● **Task statement**
Will you transcribe the entries that follow, exactly and in full?

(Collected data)
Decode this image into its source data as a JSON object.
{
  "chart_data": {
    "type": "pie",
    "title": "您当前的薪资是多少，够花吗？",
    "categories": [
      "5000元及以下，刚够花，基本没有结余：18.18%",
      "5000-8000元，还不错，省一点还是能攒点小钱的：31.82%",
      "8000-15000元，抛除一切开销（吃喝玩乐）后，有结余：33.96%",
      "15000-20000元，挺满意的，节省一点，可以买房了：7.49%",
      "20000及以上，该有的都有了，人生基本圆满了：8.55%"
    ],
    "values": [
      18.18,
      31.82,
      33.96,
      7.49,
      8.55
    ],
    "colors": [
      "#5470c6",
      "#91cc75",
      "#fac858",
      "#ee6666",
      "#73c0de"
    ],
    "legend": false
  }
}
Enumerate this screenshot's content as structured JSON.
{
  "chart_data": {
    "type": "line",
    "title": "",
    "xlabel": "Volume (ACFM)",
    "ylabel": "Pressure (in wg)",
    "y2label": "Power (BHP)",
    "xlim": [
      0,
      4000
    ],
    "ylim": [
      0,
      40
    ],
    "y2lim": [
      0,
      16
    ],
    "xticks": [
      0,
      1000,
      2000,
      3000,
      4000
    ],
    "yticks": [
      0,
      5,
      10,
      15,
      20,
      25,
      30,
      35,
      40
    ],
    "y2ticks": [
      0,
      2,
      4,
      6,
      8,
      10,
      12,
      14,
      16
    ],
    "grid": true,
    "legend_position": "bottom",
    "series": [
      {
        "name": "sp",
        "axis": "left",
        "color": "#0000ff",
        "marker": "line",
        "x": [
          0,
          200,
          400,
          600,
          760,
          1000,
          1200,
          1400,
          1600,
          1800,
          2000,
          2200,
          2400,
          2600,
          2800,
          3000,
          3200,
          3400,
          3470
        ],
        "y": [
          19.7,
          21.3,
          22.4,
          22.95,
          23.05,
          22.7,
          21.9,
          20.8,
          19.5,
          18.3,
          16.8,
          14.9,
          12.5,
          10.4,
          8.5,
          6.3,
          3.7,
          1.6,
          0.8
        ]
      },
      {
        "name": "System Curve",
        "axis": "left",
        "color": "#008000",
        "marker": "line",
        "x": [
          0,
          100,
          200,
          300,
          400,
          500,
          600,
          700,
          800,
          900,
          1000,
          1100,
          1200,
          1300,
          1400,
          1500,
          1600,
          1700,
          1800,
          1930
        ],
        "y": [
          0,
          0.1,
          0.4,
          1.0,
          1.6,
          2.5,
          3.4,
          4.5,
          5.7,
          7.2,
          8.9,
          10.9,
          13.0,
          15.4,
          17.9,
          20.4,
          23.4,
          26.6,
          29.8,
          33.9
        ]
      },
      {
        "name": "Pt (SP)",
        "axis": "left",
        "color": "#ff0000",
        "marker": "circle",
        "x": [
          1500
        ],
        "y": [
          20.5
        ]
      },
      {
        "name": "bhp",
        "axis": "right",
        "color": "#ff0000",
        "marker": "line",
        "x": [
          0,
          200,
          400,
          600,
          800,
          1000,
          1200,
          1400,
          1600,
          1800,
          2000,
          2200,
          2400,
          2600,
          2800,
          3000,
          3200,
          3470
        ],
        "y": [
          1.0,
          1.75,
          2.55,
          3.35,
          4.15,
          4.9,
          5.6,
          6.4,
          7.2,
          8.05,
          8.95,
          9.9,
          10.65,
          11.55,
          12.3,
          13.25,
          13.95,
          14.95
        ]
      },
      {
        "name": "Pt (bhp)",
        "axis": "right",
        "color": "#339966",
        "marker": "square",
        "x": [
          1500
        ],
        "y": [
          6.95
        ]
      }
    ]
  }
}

● **Output for this task**
Decode this image into its source data as a JSON object.
{
  "chart_data": {
    "type": "pie",
    "title": "您当前的薪资是多少，够花吗？",
    "categories": [
      "5000元及以下，刚够花，基本没有结余：18.18%",
      "5000-8000元，还不错，省一点还是能攒点小钱的：31.82%",
      "8000-15000元，抛除一切开销（吃喝玩乐）后，有结余：33.96%",
      "15000-20000元，挺满意的，节省一点，可以买房了：7.49%",
      "20000及以上，该有的都有了，人生基本圆满了：8.55%"
    ],
    "values": [
      18.18,
      31.82,
      33.96,
      7.49,
      8.55
    ],
    "colors": [
      "#5470c6",
      "#91cc75",
      "#fac858",
      "#ee6666",
      "#73c0de"
    ],
    "legend": false
  }
}
Enumerate this screenshot's content as structured JSON.
{
  "chart_data": {
    "type": "line",
    "title": "",
    "xlabel": "Volume (ACFM)",
    "ylabel": "Pressure (in wg)",
    "y2label": "Power (BHP)",
    "xlim": [
      0,
      4000
    ],
    "ylim": [
      0,
      40
    ],
    "y2lim": [
      0,
      16
    ],
    "xticks": [
      0,
      1000,
      2000,
      3000,
      4000
    ],
    "yticks": [
      0,
      5,
      10,
      15,
      20,
      25,
      30,
      35,
      40
    ],
    "y2ticks": [
      0,
      2,
      4,
      6,
      8,
      10,
      12,
      14,
      16
    ],
    "grid": true,
    "legend_position": "bottom",
    "series": [
      {
        "name": "sp",
        "axis": "left",
        "color": "#0000ff",
        "marker": "line",
        "x": [
          0,
          200,
          400,
          600,
          760,
          1000,
          1200,
          1400,
          1600,
          1800,
          2000,
          2200,
          2400,
          2600,
          2800,
          3000,
          3200,
          3400,
          3470
        ],
        "y": [
          19.7,
          21.3,
          22.4,
          22.95,
          23.05,
          22.7,
          21.9,
          20.8,
          19.5,
          18.3,
          16.8,
          14.9,
          12.5,
          10.4,
          8.5,
          6.3,
          3.7,
          1.6,
          0.8
        ]
      },
      {
        "name": "System Curve",
        "axis": "left",
        "color": "#008000",
        "marker": "line",
        "x": [
          0,
          100,
          200,
          300,
          400,
          500,
          600,
          700,
          800,
          900,
          1000,
          1100,
          1200,
          1300,
          1400,
          1500,
          1600,
          1700,
          1800,
          1930
        ],
        "y": [
          0,
          0.1,
          0.4,
          1.0,
          1.6,
          2.5,
          3.4,
          4.5,
          5.7,
          7.2,
          8.9,
          10.9,
          13.0,
          15.4,
          17.9,
          20.4,
          23.4,
          26.6,
          29.8,
          33.9
        ]
      },
      {
        "name": "Pt (SP)",
        "axis": "left",
        "color": "#ff0000",
        "marker": "circle",
        "x": [
          1500
        ],
        "y": [
          20.5
        ]
      },
      {
        "name": "bhp",
        "axis": "right",
        "color": "#ff0000",
        "marker": "line",
        "x": [
          0,
          200,
          400,
          600,
          800,
          1000,
          1200,
          1400,
          1600,
          1800,
          2000,
          2200,
          2400,
          2600,
          2800,
          3000,
          3200,
          3470
        ],
        "y": [
          1.0,
          1.75,
          2.55,
          3.35,
          4.15,
          4.9,
          5.6,
          6.4,
          7.2,
          8.05,
          8.95,
          9.9,
          10.65,
          11.55,
          12.3,
          13.25,
          13.95,
          14.95
        ]
      },
      {
        "name": "Pt (bhp)",
        "axis": "right",
        "color": "#339966",
        "marker": "square",
        "x": [
          1500
        ],
        "y": [
          6.95
        ]
      }
    ]
  }
}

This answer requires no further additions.